[Extracted records]
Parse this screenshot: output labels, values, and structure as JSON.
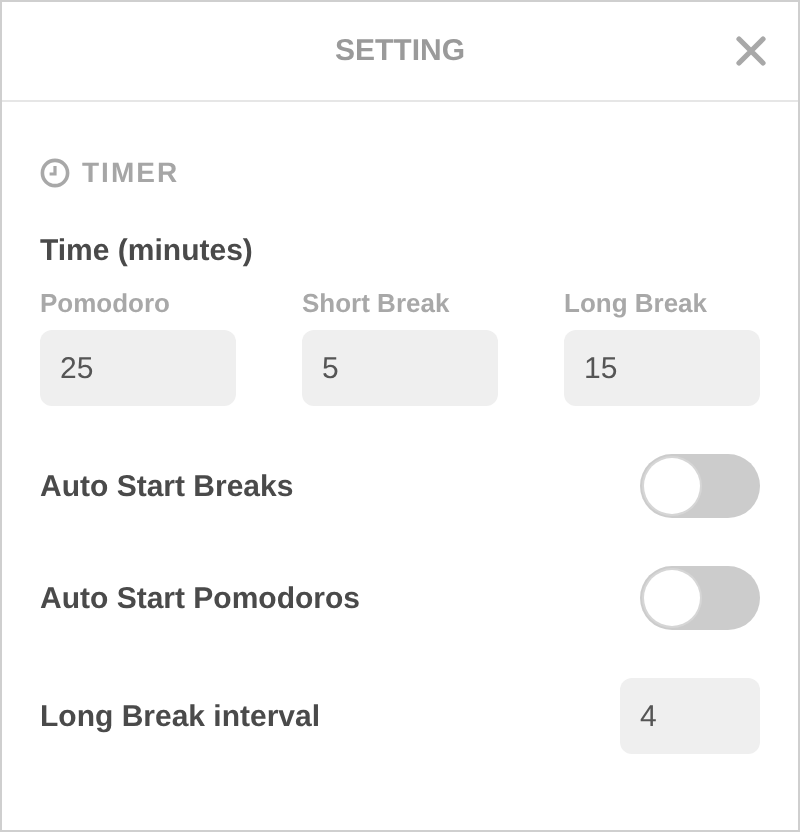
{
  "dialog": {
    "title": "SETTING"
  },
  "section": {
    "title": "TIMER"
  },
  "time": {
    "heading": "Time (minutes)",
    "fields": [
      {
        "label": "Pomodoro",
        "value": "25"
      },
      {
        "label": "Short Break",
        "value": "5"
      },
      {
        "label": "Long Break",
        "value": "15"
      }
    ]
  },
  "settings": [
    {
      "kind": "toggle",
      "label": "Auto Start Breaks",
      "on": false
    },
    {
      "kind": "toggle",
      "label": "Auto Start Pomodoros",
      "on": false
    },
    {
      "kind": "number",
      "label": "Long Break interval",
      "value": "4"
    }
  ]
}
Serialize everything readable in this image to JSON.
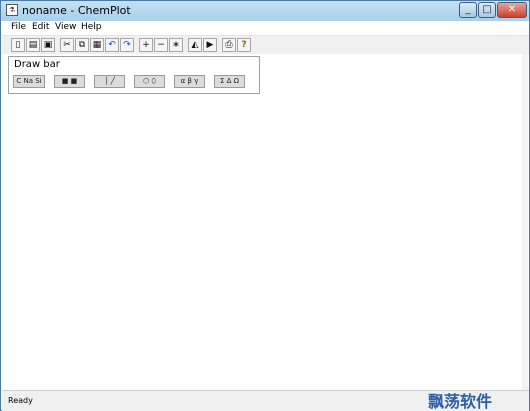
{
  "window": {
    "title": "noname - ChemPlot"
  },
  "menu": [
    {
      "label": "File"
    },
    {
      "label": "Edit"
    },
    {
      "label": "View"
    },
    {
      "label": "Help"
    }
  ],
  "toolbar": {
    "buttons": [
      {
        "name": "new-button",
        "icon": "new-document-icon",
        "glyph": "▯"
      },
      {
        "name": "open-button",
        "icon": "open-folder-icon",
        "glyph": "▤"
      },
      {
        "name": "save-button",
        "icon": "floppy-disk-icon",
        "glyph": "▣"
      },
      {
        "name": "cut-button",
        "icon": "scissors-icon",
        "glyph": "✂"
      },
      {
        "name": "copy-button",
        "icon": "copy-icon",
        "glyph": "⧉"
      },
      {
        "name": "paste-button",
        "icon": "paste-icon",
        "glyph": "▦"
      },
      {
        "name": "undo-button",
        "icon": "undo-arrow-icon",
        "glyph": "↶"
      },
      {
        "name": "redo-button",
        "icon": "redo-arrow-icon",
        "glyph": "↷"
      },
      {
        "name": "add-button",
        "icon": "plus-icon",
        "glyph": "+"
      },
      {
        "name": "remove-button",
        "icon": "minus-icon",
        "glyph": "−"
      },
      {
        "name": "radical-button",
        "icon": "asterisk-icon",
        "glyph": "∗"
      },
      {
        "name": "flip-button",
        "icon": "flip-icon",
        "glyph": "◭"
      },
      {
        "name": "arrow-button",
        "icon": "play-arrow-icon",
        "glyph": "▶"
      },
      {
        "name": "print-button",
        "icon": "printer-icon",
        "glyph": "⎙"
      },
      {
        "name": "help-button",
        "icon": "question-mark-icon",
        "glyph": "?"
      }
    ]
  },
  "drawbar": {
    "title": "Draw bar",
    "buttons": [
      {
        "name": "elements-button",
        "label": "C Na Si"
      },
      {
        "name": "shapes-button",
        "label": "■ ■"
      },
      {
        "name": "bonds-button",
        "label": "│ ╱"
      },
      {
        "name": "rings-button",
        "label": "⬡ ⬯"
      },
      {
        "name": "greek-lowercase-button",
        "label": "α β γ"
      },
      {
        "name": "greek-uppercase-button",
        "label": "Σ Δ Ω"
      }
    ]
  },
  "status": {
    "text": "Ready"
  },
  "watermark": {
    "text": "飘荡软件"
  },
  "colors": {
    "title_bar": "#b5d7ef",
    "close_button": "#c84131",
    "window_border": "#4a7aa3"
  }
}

# Work to be completed
List every line from the entries above in which "Start" appears.

# Written reply
      "label": "Auto Start Breaks",
      "label": "Auto Start Pomodoros",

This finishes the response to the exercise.